--- begin ---

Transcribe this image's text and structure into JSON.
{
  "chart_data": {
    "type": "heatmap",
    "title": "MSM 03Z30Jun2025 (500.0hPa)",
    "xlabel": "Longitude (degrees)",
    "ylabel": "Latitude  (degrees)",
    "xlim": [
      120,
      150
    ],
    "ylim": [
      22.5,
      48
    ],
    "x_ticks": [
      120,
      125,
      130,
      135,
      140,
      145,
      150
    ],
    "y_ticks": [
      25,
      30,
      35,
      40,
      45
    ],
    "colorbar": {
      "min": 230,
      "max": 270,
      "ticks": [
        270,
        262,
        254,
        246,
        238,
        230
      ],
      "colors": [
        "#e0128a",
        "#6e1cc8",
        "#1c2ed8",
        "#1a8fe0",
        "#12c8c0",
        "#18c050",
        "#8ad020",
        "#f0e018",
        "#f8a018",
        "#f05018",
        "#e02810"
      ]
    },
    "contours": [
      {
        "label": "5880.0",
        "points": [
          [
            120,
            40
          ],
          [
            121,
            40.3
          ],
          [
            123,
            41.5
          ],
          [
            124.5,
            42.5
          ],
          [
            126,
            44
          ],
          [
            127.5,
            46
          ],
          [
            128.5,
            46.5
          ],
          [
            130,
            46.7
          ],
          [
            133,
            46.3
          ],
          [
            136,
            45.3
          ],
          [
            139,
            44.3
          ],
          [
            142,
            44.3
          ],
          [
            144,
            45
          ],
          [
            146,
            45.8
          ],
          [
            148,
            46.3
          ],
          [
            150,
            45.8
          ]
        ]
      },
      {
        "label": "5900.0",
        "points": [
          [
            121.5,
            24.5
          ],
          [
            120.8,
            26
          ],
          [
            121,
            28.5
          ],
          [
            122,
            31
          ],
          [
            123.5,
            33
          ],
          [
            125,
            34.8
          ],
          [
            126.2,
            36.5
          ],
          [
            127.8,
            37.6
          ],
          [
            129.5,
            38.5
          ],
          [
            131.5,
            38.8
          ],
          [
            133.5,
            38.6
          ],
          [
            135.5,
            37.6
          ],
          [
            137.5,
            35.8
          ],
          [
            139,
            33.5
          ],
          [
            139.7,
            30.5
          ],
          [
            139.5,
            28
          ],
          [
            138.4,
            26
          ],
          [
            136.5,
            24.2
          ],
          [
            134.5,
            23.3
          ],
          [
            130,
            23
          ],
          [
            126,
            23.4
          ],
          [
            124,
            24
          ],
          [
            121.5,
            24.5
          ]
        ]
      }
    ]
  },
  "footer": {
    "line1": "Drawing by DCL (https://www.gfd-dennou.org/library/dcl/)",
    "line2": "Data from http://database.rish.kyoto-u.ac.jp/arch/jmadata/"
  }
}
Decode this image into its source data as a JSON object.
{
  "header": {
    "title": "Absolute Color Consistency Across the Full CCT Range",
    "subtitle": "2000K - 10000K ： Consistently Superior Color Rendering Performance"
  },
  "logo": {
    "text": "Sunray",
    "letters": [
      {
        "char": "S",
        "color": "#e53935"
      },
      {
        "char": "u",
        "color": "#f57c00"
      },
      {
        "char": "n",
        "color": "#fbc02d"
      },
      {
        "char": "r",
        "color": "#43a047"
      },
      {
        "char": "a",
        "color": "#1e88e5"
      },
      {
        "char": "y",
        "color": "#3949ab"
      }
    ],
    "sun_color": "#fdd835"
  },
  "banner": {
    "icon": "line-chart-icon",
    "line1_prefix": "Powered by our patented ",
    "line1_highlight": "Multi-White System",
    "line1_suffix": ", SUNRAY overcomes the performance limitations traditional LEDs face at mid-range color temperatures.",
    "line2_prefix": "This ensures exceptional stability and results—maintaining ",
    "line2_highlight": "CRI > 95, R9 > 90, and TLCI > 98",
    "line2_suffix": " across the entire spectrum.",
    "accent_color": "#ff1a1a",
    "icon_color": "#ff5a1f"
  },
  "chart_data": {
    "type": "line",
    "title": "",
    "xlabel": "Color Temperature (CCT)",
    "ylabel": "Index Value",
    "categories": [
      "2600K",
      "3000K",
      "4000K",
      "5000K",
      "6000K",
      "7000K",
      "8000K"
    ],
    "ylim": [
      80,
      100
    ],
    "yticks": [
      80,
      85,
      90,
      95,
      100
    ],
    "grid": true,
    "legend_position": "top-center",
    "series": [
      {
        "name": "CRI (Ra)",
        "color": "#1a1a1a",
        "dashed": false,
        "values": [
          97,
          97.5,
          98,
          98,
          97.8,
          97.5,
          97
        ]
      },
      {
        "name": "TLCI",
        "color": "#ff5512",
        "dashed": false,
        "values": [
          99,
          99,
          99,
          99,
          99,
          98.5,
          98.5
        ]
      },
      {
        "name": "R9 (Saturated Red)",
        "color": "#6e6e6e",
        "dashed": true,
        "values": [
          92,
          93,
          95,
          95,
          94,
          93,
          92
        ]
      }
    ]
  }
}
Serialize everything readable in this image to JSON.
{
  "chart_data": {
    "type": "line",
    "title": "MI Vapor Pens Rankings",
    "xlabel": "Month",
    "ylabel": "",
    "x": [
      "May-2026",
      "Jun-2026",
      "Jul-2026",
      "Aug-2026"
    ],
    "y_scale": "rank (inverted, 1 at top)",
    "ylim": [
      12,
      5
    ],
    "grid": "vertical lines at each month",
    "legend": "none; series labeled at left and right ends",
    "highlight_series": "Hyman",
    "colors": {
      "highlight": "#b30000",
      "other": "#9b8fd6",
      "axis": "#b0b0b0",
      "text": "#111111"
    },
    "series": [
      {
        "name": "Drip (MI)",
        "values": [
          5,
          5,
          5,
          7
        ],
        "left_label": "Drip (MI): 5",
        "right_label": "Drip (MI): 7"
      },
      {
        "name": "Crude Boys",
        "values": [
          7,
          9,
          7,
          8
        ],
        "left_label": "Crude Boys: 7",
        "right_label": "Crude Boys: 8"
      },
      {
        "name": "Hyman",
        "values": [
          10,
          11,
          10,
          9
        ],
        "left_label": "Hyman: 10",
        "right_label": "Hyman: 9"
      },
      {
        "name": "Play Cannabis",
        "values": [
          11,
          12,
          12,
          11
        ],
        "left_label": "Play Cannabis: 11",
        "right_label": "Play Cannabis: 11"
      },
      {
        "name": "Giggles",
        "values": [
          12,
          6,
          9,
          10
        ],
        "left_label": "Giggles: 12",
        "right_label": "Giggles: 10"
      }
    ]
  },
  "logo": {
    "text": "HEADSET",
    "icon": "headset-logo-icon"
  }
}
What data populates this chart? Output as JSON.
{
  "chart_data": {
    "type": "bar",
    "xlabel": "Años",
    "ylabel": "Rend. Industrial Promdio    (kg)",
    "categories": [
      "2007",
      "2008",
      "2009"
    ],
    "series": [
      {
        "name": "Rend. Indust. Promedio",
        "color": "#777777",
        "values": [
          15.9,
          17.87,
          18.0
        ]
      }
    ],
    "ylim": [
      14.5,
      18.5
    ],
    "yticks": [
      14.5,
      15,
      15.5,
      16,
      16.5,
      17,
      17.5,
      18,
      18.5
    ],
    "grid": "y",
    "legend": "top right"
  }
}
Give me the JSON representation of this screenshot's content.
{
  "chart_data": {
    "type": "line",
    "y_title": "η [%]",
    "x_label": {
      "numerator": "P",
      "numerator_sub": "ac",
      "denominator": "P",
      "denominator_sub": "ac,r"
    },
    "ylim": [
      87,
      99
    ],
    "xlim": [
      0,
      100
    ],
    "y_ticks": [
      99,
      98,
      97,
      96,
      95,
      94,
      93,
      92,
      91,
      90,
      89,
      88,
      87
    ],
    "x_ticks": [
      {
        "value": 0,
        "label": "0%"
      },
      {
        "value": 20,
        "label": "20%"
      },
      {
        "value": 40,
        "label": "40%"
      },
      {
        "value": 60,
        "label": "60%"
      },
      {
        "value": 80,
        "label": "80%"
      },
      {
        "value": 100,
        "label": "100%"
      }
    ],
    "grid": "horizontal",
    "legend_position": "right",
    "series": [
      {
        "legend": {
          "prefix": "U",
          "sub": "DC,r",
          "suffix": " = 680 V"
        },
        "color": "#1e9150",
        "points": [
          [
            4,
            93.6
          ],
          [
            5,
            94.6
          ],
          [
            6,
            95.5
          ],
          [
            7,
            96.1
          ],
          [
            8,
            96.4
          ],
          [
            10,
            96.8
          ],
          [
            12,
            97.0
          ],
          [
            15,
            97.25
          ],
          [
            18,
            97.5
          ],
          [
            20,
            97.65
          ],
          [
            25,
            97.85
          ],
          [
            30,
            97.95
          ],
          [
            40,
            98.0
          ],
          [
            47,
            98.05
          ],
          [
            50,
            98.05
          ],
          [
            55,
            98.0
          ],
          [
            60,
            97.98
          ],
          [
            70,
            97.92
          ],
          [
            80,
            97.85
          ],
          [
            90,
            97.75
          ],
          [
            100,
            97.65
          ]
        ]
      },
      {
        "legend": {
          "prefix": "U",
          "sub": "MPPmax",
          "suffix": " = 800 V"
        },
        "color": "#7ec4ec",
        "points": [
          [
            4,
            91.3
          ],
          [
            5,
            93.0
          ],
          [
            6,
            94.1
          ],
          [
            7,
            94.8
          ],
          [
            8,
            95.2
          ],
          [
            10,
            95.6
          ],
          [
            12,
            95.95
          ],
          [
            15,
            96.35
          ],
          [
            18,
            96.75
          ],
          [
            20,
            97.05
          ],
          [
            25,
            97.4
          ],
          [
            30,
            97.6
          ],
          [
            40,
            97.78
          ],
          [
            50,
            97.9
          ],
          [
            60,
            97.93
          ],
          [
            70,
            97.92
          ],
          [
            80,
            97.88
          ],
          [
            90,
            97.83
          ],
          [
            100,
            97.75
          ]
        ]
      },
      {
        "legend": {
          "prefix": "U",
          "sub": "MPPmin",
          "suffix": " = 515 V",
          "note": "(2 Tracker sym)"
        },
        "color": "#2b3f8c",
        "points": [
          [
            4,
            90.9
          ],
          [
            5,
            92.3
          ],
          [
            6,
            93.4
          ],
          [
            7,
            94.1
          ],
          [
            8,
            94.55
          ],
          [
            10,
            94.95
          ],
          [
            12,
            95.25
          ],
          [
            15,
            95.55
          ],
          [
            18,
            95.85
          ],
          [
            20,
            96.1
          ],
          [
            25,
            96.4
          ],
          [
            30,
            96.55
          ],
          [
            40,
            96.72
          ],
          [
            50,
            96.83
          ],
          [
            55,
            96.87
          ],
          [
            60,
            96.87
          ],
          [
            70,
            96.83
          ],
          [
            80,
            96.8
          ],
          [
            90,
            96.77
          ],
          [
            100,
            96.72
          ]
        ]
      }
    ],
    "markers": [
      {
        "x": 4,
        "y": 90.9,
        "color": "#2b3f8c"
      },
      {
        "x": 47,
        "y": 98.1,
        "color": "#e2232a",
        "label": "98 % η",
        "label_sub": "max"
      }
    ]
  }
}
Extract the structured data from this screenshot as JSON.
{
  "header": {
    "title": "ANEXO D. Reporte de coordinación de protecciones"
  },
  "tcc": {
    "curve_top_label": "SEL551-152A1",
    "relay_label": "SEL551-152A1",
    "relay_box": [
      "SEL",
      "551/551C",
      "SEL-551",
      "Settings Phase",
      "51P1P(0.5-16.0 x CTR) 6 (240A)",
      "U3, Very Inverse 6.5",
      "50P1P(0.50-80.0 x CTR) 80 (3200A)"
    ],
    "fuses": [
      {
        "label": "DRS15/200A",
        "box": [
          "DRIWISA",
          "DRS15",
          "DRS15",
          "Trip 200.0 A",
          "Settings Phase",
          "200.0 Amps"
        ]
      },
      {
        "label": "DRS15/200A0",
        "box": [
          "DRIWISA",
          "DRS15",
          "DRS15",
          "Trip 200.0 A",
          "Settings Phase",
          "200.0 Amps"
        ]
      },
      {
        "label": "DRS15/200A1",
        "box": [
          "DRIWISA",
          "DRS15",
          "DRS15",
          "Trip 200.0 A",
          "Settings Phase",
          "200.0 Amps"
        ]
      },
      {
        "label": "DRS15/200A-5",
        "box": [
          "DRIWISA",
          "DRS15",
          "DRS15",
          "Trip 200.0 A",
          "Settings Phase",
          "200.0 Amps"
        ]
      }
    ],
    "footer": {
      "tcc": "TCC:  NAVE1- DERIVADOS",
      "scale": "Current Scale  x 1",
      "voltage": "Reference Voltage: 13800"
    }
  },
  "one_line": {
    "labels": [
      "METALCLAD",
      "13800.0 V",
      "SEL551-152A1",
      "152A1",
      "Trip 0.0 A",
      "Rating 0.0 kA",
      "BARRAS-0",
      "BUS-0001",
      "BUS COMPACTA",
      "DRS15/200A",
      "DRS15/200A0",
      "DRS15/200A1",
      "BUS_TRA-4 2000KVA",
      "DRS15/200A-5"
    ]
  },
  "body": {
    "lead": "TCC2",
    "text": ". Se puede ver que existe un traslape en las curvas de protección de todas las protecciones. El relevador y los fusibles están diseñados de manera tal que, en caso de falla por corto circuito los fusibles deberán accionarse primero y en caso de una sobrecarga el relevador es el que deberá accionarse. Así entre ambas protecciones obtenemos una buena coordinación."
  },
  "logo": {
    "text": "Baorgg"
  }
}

--- end ---

• _TO BE DONE_:
Tally the lines in the listing that hold "xlabel" and report the number alone.

• _RESULT OF THIS TASK_:
4